▶ _Text section_:
Joy and Surprises from Abroad
Assimilation and Transracial International AdoptionBy Adam Pertman, Author of Adoption Nation
This article examines the relationship between assimilation and international transracial adoption. Assimililation works both ways for international adoptive families.
It's no accident that Americans adopt more children internationally than do the inhabitants of the rest of the planet combined. After all, nearly every one of us came to this extraordinary country from somewhere else. We don't always find it easy to accept new waves of immigrants, but we invariably succeed in weaving their facial structures, their skin tones, and their heritage into our cultural tapestry. Throughout its history, this nation has opened its doors to people who, for more reasons than anyone can count, have needed new homes. It has taken us in, given us new lives. Adopted us.
What it has not done is force us to severe our emotional, spiritual, or physical ties to our forebears or our ancestral lands. Rather, one of the genuinely noble, enriching aspects of the American sensibility - notwithstanding the intolerance of some narrow-minded people and political movements - is its celebration of people's connections to their past. We marvel at the beauty of an African-print dress, revel in the music at a Latino festival or an Irish step dance, savor the delights of Asian restaurant, incorporate the expressive words of other languages into our own.

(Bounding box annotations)
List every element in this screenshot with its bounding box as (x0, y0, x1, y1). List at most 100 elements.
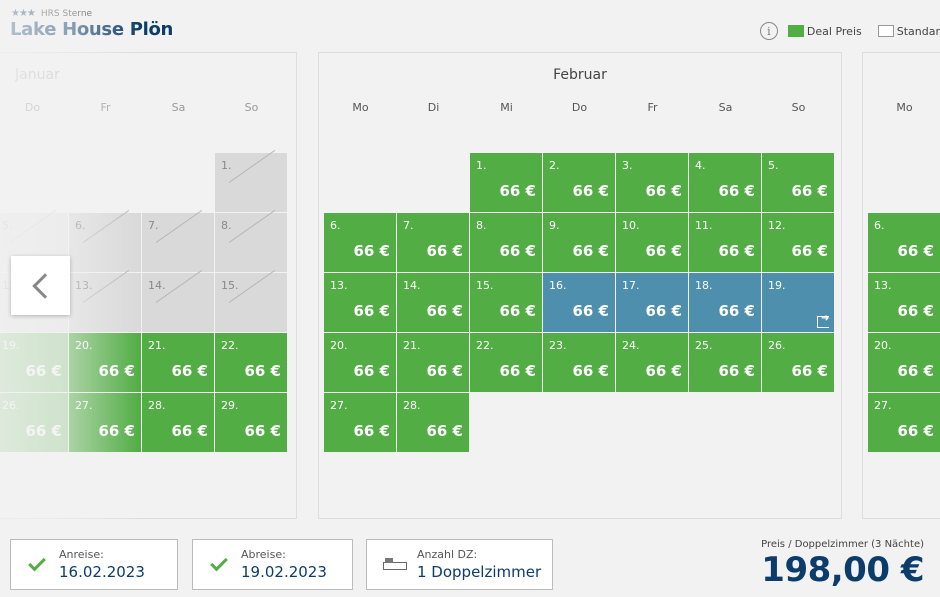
day-number: 21. (403, 339, 421, 352)
empty-cell (397, 153, 469, 212)
calendar-day[interactable]: 2. 66 € (543, 153, 615, 212)
info-icon[interactable]: i (759, 22, 778, 40)
day-price: 66 € (25, 422, 62, 440)
calendar-day[interactable]: 25. 66 € (689, 333, 761, 392)
departure-date-field[interactable]: Abreise: 19.02.2023 (192, 539, 353, 590)
calendar-day[interactable]: 15. 66 € (470, 273, 542, 332)
stars-label: HRS Sterne (40, 8, 93, 19)
day-price: 66 € (426, 362, 463, 380)
room-count-field[interactable]: Anzahl DZ: 1 Doppelzimmer (366, 539, 553, 590)
day-number: 6. (330, 219, 341, 232)
calendar-day[interactable]: 17. 66 € (616, 273, 688, 332)
day-number: 25. (695, 339, 713, 352)
calendar-day[interactable]: 22. 66 € (470, 333, 542, 392)
calendar-day[interactable]: 4. 66 € (689, 153, 761, 212)
day-number: 20. (874, 339, 892, 352)
calendar-day[interactable]: 5. 66 € (762, 153, 834, 212)
day-number: 1. (221, 159, 232, 172)
day-price: 66 € (426, 422, 463, 440)
empty-cell (762, 393, 834, 452)
calendar-day[interactable]: 28. 66 € (397, 393, 469, 452)
star-rating-icons: ★★★ (11, 8, 36, 19)
empty-cell (543, 393, 615, 452)
calendar-day[interactable]: 21. 66 € (397, 333, 469, 392)
calendar-day[interactable]: 20. 66 € (69, 333, 141, 392)
calendar-day[interactable]: 14. 66 € (397, 273, 469, 332)
weekday: Di (427, 101, 440, 114)
weekday: Fr (647, 101, 658, 114)
calendar-day[interactable]: 10. 66 € (616, 213, 688, 272)
calendar-day[interactable]: 1. 66 € (470, 153, 542, 212)
calendar-day[interactable]: 24. 66 € (616, 333, 688, 392)
calendar-day[interactable]: 27. 66 € (324, 393, 396, 452)
calendar-day[interactable]: 16. 66 € (543, 273, 615, 332)
calendar-day[interactable]: 22. 66 € (215, 333, 287, 392)
day-price: 66 € (645, 362, 682, 380)
day-number: 23. (549, 339, 567, 352)
day-price: 66 € (718, 302, 755, 320)
standard-price-label: Standar (896, 24, 940, 38)
calendar-day[interactable]: 7. 66 € (397, 213, 469, 272)
day-price: 66 € (791, 362, 828, 380)
weekday: Sa (718, 101, 733, 114)
calendar-day[interactable]: 13. 66 € (868, 273, 940, 332)
day-price: 66 € (791, 242, 828, 260)
day-number: 24. (622, 339, 640, 352)
day-price: 66 € (897, 362, 934, 380)
calendar-day[interactable]: 8. 66 € (470, 213, 542, 272)
weekday: So (791, 101, 806, 114)
day-number: 26. (768, 339, 786, 352)
deal-price-swatch (787, 25, 804, 37)
departure-value: 19.02.2023 (241, 563, 327, 581)
day-number: 22. (476, 339, 494, 352)
day-price: 66 € (897, 242, 934, 260)
day-price: 66 € (718, 182, 755, 200)
day-number: 26. (2, 399, 20, 412)
calendar-day: 1. (215, 153, 287, 212)
day-number: 21. (148, 339, 166, 352)
day-number: 2. (549, 159, 560, 172)
calendar-day[interactable]: 6. 66 € (868, 213, 940, 272)
calendar-day[interactable]: 27. 66 € (868, 393, 940, 452)
calendar-day[interactable]: 9. 66 € (543, 213, 615, 272)
calendar-day[interactable]: 29. 66 € (215, 393, 287, 452)
calendar-day[interactable]: 6. 66 € (324, 213, 396, 272)
empty-cell (470, 393, 542, 452)
bed-icon (383, 557, 407, 572)
day-price: 66 € (791, 182, 828, 200)
day-price: 66 € (572, 242, 609, 260)
previous-month-button[interactable] (11, 256, 70, 315)
calendar-day[interactable]: 26. 66 € (0, 393, 68, 452)
day-number: 12. (768, 219, 786, 232)
calendar-day[interactable]: 11. 66 € (689, 213, 761, 272)
calendar-day[interactable]: 26. 66 € (762, 333, 834, 392)
day-number: 29. (221, 399, 239, 412)
calendar-day[interactable]: 12. 66 € (762, 213, 834, 272)
day-number: 15. (221, 279, 239, 292)
day-number: 7. (148, 219, 159, 232)
calendar-day[interactable]: 23. 66 € (543, 333, 615, 392)
calendar-day[interactable]: 27. 66 € (69, 393, 141, 452)
calendar-day[interactable]: 20. 66 € (324, 333, 396, 392)
weekday: Fr (100, 101, 111, 114)
calendar-day[interactable]: 21. 66 € (142, 333, 214, 392)
calendar-day[interactable]: 19. (762, 273, 834, 332)
day-number: 8. (221, 219, 232, 232)
calendar-day: 7. (142, 213, 214, 272)
calendar-grid: 6. 66 € 13. 66 € 20. 66 € 27. 66 € (868, 153, 940, 452)
day-number: 5. (768, 159, 779, 172)
calendar-day[interactable]: 3. 66 € (616, 153, 688, 212)
arrival-value: 16.02.2023 (59, 563, 145, 581)
calendar-day[interactable]: 18. 66 € (689, 273, 761, 332)
calendar-day[interactable]: 13. 66 € (324, 273, 396, 332)
calendar-day[interactable]: 19. 66 € (0, 333, 68, 392)
arrival-date-field[interactable]: Anreise: 16.02.2023 (10, 539, 178, 590)
weekday-header: Mo (868, 101, 940, 114)
day-price: 66 € (718, 242, 755, 260)
weekday: Do (24, 101, 41, 114)
calendar-day[interactable]: 28. 66 € (142, 393, 214, 452)
calendar-day: 6. (69, 213, 141, 272)
calendar-day[interactable]: 20. 66 € (868, 333, 940, 392)
day-price: 66 € (645, 242, 682, 260)
total-price: Preis / Doppelzimmer (3 Nächte) 198,00 € (761, 539, 924, 590)
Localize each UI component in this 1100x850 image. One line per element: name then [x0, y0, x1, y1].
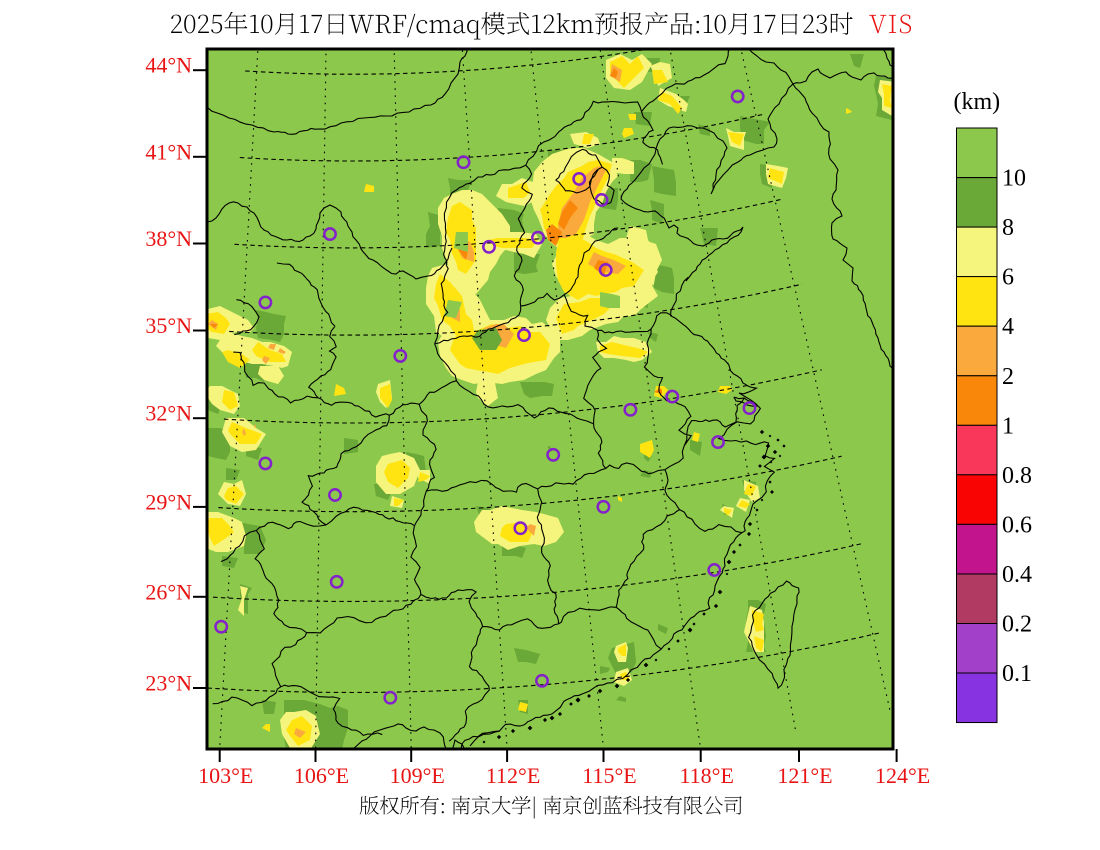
svg-text:38°N: 38°N — [145, 226, 192, 251]
svg-text:44°N: 44°N — [145, 53, 192, 78]
svg-text:118°E: 118°E — [679, 763, 733, 788]
svg-text:112°E: 112°E — [486, 763, 540, 788]
svg-text:109°E: 109°E — [390, 763, 445, 788]
svg-text:4: 4 — [1002, 314, 1014, 340]
svg-text:0.4: 0.4 — [1002, 562, 1032, 588]
svg-text:1: 1 — [1002, 413, 1014, 439]
svg-text:8: 8 — [1002, 215, 1014, 241]
svg-text:32°N: 32°N — [145, 401, 192, 426]
svg-text:106°E: 106°E — [294, 763, 349, 788]
svg-text:115°E: 115°E — [582, 763, 636, 788]
svg-text:2: 2 — [1002, 364, 1014, 390]
svg-text:23°N: 23°N — [145, 671, 192, 696]
svg-text:0.8: 0.8 — [1002, 463, 1032, 489]
svg-text:26°N: 26°N — [145, 579, 192, 604]
svg-text:29°N: 29°N — [145, 489, 192, 514]
svg-text:0.2: 0.2 — [1002, 612, 1032, 638]
svg-text:6: 6 — [1002, 265, 1014, 291]
svg-text:35°N: 35°N — [145, 313, 192, 338]
svg-text:121°E: 121°E — [777, 763, 832, 788]
svg-text:41°N: 41°N — [145, 139, 192, 164]
svg-text:0.1: 0.1 — [1002, 661, 1032, 687]
svg-text:103°E: 103°E — [198, 763, 253, 788]
svg-text:(km): (km) — [953, 89, 1000, 115]
svg-text:0.6: 0.6 — [1002, 512, 1032, 538]
svg-text:124°E: 124°E — [875, 763, 930, 788]
svg-text:10: 10 — [1002, 166, 1026, 192]
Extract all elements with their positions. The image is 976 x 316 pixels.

▶ _Exercise brief_:
In the adoption article:
(a) What relationship does the article say it examines?
(b) Who adopt more children internationally than the inhabitants of the rest of the planet combined?
(c) What kind of dress do "we marvel at the beauty of"?
Answer from the text only, not from the entries.

▶ _Answer_:
(a) The relationship between assimilation and international transracial adoption
(b) Americans
(c) An African-print dress